(EXTRACTED RECORDS begins)
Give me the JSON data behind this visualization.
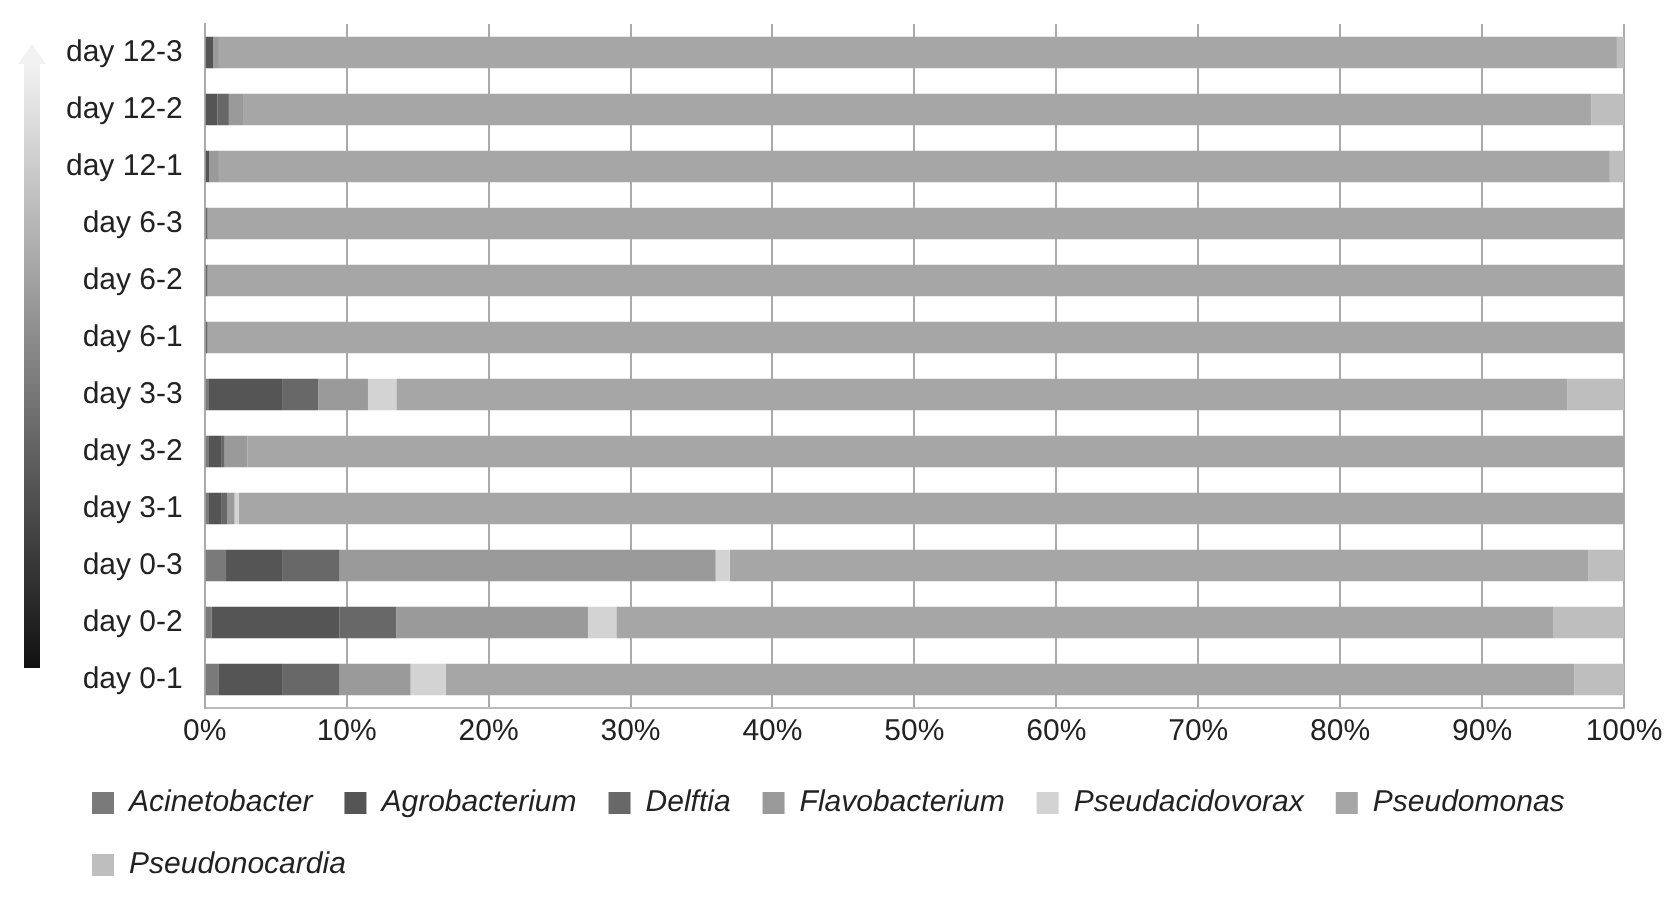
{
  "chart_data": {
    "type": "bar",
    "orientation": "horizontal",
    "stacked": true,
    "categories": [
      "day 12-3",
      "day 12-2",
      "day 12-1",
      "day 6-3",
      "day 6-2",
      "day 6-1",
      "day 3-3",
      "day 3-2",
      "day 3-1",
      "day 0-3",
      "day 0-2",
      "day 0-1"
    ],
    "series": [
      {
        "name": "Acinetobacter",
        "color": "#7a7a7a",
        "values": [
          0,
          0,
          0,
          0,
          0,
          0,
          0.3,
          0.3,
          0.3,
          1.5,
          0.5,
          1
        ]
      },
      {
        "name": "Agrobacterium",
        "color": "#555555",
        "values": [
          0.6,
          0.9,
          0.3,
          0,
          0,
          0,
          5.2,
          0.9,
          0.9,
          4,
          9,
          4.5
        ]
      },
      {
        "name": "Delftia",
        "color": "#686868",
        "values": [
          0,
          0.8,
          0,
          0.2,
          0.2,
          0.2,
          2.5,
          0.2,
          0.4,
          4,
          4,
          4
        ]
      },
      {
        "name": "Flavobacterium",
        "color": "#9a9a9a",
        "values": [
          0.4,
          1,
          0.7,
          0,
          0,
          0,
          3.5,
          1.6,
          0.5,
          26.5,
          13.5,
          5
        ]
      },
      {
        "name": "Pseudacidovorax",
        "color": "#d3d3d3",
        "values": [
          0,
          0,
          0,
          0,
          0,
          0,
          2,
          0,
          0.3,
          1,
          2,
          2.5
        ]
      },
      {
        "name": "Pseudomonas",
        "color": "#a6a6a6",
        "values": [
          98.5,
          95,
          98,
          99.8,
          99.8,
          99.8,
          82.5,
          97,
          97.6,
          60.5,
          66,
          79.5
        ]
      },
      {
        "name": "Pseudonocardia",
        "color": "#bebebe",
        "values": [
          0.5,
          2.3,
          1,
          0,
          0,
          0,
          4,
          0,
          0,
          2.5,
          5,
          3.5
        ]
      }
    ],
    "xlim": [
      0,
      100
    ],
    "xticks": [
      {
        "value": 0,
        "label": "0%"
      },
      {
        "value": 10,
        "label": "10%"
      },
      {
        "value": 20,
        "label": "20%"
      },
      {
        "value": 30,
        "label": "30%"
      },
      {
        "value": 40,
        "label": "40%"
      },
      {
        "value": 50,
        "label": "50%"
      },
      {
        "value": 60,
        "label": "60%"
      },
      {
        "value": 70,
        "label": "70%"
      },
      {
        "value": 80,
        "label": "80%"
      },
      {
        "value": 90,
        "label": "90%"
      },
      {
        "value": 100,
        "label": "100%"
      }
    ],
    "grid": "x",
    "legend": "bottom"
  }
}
(EXTRACTED RECORDS ends)
• REQUIRED WORK: Each record above goes into the copy unchanged; the pictures do not.

• RESPONSE AREA:
Give me the JSON data behind this visualization.
{
  "chart_data": {
    "type": "bar",
    "orientation": "horizontal",
    "stacked": true,
    "categories": [
      "day 12-3",
      "day 12-2",
      "day 12-1",
      "day 6-3",
      "day 6-2",
      "day 6-1",
      "day 3-3",
      "day 3-2",
      "day 3-1",
      "day 0-3",
      "day 0-2",
      "day 0-1"
    ],
    "series": [
      {
        "name": "Acinetobacter",
        "color": "#7a7a7a",
        "values": [
          0,
          0,
          0,
          0,
          0,
          0,
          0.3,
          0.3,
          0.3,
          1.5,
          0.5,
          1
        ]
      },
      {
        "name": "Agrobacterium",
        "color": "#555555",
        "values": [
          0.6,
          0.9,
          0.3,
          0,
          0,
          0,
          5.2,
          0.9,
          0.9,
          4,
          9,
          4.5
        ]
      },
      {
        "name": "Delftia",
        "color": "#686868",
        "values": [
          0,
          0.8,
          0,
          0.2,
          0.2,
          0.2,
          2.5,
          0.2,
          0.4,
          4,
          4,
          4
        ]
      },
      {
        "name": "Flavobacterium",
        "color": "#9a9a9a",
        "values": [
          0.4,
          1,
          0.7,
          0,
          0,
          0,
          3.5,
          1.6,
          0.5,
          26.5,
          13.5,
          5
        ]
      },
      {
        "name": "Pseudacidovorax",
        "color": "#d3d3d3",
        "values": [
          0,
          0,
          0,
          0,
          0,
          0,
          2,
          0,
          0.3,
          1,
          2,
          2.5
        ]
      },
      {
        "name": "Pseudomonas",
        "color": "#a6a6a6",
        "values": [
          98.5,
          95,
          98,
          99.8,
          99.8,
          99.8,
          82.5,
          97,
          97.6,
          60.5,
          66,
          79.5
        ]
      },
      {
        "name": "Pseudonocardia",
        "color": "#bebebe",
        "values": [
          0.5,
          2.3,
          1,
          0,
          0,
          0,
          4,
          0,
          0,
          2.5,
          5,
          3.5
        ]
      }
    ],
    "xlim": [
      0,
      100
    ],
    "xticks": [
      {
        "value": 0,
        "label": "0%"
      },
      {
        "value": 10,
        "label": "10%"
      },
      {
        "value": 20,
        "label": "20%"
      },
      {
        "value": 30,
        "label": "30%"
      },
      {
        "value": 40,
        "label": "40%"
      },
      {
        "value": 50,
        "label": "50%"
      },
      {
        "value": 60,
        "label": "60%"
      },
      {
        "value": 70,
        "label": "70%"
      },
      {
        "value": 80,
        "label": "80%"
      },
      {
        "value": 90,
        "label": "90%"
      },
      {
        "value": 100,
        "label": "100%"
      }
    ],
    "grid": "x",
    "legend": "bottom"
  }
}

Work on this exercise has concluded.